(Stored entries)

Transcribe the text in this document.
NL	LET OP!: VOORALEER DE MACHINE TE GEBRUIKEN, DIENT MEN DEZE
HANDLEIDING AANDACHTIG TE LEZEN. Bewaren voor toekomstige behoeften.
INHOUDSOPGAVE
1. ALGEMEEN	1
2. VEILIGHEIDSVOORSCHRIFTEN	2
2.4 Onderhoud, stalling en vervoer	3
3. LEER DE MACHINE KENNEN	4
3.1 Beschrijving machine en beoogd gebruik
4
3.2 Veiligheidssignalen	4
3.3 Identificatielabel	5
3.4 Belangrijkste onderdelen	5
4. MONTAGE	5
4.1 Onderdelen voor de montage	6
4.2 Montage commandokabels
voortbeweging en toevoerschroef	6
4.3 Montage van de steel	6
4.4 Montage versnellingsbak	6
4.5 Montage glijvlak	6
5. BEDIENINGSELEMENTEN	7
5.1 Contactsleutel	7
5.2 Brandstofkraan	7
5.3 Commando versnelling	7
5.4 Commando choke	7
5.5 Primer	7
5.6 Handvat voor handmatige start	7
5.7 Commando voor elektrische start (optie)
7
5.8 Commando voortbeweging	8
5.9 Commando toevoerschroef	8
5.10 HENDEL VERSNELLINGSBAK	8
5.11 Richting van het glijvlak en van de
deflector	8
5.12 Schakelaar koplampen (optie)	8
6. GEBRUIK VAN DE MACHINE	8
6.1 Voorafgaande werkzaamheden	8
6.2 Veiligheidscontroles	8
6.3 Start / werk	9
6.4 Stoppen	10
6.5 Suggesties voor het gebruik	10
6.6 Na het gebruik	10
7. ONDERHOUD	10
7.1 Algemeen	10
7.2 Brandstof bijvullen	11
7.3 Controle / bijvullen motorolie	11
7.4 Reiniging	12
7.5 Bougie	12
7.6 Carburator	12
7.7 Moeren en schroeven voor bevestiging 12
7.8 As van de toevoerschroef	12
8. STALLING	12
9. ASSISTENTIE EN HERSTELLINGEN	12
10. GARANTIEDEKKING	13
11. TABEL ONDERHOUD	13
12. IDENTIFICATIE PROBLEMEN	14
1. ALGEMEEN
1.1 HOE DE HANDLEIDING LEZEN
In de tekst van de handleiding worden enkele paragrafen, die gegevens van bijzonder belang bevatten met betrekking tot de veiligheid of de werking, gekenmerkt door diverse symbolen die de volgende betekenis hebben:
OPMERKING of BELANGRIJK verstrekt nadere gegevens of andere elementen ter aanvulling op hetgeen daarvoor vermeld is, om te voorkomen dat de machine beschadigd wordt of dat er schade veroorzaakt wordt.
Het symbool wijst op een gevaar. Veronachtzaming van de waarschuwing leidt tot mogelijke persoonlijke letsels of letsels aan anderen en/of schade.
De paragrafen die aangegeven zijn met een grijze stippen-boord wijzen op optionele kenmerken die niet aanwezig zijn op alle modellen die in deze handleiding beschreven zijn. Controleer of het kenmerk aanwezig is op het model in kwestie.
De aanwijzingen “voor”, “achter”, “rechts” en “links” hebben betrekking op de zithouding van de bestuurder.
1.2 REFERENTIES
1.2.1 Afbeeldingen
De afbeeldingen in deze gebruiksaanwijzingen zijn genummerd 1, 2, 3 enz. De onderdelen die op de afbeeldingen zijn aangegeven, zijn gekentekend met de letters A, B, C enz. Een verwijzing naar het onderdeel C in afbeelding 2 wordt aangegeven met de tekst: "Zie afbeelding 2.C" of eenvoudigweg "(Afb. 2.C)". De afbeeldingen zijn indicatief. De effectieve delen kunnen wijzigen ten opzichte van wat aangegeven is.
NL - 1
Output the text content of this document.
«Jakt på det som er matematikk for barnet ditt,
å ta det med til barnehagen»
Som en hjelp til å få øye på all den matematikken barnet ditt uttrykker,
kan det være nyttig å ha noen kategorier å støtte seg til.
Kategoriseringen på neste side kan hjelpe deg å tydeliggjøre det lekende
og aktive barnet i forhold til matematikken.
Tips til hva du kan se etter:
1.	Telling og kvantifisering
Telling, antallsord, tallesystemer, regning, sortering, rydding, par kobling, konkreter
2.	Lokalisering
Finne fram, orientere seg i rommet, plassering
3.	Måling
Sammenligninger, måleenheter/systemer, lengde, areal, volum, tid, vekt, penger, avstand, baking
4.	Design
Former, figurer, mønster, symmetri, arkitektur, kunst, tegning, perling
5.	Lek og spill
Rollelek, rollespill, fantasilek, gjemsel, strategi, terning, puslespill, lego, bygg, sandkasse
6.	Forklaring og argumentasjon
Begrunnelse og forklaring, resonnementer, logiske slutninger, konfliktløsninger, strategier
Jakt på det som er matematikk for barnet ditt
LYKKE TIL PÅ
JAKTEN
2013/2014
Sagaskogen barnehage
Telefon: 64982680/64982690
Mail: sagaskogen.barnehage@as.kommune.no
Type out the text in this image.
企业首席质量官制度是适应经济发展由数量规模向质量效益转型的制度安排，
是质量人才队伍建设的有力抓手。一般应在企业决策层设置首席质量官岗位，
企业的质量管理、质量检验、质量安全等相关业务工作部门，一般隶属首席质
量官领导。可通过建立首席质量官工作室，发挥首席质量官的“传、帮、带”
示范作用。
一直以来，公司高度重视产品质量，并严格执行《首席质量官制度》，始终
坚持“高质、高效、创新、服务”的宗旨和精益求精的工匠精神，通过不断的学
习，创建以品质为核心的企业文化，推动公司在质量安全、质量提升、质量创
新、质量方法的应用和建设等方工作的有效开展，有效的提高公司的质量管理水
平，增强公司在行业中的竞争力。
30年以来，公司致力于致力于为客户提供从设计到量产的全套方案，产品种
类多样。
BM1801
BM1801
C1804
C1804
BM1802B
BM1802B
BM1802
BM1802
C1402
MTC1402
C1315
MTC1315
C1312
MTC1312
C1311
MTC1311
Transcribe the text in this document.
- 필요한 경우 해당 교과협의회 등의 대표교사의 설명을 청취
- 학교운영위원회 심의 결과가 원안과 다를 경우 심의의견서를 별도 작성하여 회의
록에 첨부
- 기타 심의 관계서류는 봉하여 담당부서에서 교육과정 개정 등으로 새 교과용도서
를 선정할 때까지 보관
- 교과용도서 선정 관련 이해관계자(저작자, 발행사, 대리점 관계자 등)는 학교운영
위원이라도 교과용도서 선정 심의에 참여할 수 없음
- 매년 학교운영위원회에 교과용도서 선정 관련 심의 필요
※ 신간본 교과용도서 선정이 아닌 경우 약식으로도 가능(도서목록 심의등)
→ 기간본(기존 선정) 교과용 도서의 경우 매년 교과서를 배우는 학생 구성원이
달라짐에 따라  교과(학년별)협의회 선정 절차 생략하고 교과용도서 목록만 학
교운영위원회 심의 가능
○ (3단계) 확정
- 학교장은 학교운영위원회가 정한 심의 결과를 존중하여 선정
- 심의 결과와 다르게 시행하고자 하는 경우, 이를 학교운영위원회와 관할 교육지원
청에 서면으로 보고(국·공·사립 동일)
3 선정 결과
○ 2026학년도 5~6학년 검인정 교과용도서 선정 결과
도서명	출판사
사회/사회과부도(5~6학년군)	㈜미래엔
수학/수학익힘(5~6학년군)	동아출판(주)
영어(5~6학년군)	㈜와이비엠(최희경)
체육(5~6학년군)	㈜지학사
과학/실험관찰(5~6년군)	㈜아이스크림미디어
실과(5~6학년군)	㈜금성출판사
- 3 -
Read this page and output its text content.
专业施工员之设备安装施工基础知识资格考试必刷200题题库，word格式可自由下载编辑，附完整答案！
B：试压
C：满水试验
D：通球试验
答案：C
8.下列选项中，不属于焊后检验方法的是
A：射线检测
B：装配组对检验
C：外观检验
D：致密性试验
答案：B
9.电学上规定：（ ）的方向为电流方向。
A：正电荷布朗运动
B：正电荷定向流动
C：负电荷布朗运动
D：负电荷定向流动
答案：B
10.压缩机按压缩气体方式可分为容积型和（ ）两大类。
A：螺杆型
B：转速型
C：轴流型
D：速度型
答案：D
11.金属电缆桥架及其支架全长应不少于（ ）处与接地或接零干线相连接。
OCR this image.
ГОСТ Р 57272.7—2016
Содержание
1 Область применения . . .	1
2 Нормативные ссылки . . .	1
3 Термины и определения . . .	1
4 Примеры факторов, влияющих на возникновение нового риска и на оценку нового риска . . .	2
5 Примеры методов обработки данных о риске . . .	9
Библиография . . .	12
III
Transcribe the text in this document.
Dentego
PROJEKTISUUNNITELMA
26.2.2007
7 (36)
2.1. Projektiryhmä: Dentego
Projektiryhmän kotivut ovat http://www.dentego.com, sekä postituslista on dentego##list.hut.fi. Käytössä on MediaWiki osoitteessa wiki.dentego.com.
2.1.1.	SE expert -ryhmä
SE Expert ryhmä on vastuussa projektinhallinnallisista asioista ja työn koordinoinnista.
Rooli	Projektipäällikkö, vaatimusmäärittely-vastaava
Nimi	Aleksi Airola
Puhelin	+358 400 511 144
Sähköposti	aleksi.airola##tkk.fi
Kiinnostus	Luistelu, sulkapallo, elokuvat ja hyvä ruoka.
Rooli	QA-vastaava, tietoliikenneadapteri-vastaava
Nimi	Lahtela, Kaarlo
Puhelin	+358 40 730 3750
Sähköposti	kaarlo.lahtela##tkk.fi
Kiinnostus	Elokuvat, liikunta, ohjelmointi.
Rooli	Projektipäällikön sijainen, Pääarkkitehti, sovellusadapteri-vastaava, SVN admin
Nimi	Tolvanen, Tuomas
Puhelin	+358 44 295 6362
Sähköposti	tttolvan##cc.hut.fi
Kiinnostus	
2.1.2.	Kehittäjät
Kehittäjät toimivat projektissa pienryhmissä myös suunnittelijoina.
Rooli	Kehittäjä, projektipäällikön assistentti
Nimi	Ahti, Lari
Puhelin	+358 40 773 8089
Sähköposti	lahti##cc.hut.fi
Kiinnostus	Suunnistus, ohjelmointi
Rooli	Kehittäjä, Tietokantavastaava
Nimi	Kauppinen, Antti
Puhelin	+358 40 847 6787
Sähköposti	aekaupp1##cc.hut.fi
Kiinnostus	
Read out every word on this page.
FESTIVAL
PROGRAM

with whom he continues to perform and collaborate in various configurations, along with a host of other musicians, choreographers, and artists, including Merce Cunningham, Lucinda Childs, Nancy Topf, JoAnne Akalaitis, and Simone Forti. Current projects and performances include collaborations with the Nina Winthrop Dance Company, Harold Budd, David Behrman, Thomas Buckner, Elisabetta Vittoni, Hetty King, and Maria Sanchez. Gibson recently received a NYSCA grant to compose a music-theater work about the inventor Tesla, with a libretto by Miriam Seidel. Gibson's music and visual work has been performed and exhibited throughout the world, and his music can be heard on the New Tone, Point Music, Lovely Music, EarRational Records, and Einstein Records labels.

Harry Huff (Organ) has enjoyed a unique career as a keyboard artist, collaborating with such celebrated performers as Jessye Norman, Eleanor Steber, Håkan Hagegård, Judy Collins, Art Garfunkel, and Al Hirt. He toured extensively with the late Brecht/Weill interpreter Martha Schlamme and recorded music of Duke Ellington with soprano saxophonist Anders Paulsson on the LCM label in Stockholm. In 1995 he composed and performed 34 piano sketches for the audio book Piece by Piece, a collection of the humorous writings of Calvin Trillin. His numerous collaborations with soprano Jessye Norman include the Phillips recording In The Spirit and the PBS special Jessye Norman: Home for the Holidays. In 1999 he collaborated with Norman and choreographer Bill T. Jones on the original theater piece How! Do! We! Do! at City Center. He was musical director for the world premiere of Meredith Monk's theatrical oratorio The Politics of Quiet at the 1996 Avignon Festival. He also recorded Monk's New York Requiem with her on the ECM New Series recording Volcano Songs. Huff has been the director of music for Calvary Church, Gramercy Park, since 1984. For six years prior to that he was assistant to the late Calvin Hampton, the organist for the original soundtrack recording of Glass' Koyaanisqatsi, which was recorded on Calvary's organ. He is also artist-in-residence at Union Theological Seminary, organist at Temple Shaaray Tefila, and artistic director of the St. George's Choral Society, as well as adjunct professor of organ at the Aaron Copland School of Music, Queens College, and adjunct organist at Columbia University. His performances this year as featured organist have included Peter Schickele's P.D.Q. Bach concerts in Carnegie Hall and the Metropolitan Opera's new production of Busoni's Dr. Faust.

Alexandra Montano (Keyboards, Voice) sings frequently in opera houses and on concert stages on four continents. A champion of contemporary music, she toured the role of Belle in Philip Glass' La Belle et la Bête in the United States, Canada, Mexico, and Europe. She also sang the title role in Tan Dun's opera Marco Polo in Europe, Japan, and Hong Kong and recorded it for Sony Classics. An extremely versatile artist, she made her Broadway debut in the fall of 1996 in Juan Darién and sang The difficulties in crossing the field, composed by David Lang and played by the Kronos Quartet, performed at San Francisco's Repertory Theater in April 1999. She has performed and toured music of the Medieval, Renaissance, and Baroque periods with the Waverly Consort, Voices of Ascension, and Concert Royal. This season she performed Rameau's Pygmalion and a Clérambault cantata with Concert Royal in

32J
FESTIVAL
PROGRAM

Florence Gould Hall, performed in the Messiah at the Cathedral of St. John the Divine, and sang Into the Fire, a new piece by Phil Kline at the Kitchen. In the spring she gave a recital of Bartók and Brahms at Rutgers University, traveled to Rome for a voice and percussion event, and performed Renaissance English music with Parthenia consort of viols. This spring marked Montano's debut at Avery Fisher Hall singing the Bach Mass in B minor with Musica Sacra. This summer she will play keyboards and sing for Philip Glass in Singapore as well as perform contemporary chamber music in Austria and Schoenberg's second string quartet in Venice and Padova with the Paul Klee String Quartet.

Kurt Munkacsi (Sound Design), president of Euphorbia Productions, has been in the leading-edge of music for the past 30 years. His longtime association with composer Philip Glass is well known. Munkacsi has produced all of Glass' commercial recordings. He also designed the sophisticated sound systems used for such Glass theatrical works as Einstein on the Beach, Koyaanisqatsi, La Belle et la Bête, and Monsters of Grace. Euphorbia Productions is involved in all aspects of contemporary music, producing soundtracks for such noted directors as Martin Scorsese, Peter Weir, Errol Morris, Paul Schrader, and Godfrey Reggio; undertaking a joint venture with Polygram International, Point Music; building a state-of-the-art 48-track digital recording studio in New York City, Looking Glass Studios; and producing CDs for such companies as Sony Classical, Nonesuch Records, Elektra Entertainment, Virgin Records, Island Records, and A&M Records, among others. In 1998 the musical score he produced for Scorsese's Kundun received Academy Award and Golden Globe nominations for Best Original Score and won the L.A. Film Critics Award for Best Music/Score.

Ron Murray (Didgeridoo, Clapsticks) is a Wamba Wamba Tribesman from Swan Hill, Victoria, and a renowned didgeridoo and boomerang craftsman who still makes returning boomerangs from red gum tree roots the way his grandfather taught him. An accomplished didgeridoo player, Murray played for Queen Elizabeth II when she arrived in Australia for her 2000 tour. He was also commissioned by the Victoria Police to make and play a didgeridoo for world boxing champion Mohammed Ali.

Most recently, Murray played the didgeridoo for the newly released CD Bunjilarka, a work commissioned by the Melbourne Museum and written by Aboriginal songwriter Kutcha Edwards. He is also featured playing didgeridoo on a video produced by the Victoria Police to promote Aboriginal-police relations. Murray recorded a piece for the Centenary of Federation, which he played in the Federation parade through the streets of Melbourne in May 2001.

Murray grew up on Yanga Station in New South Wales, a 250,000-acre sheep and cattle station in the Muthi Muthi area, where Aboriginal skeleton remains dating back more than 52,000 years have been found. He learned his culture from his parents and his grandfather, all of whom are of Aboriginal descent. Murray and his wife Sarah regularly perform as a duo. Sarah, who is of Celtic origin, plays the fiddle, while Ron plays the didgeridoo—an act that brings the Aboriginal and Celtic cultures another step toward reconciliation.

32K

_Exercise_
Check each line above for the string "Kiinnostus" and show the ones that have it.

_Answer below_
Kiinnostus	Luistelu, sulkapallo, elokuvat ja hyvä ruoka.
Kiinnostus	Elokuvat, liikunta, ohjelmointi.
Kiinnostus	
Kiinnostus	Suunnistus, ohjelmointi
Kiinnostus	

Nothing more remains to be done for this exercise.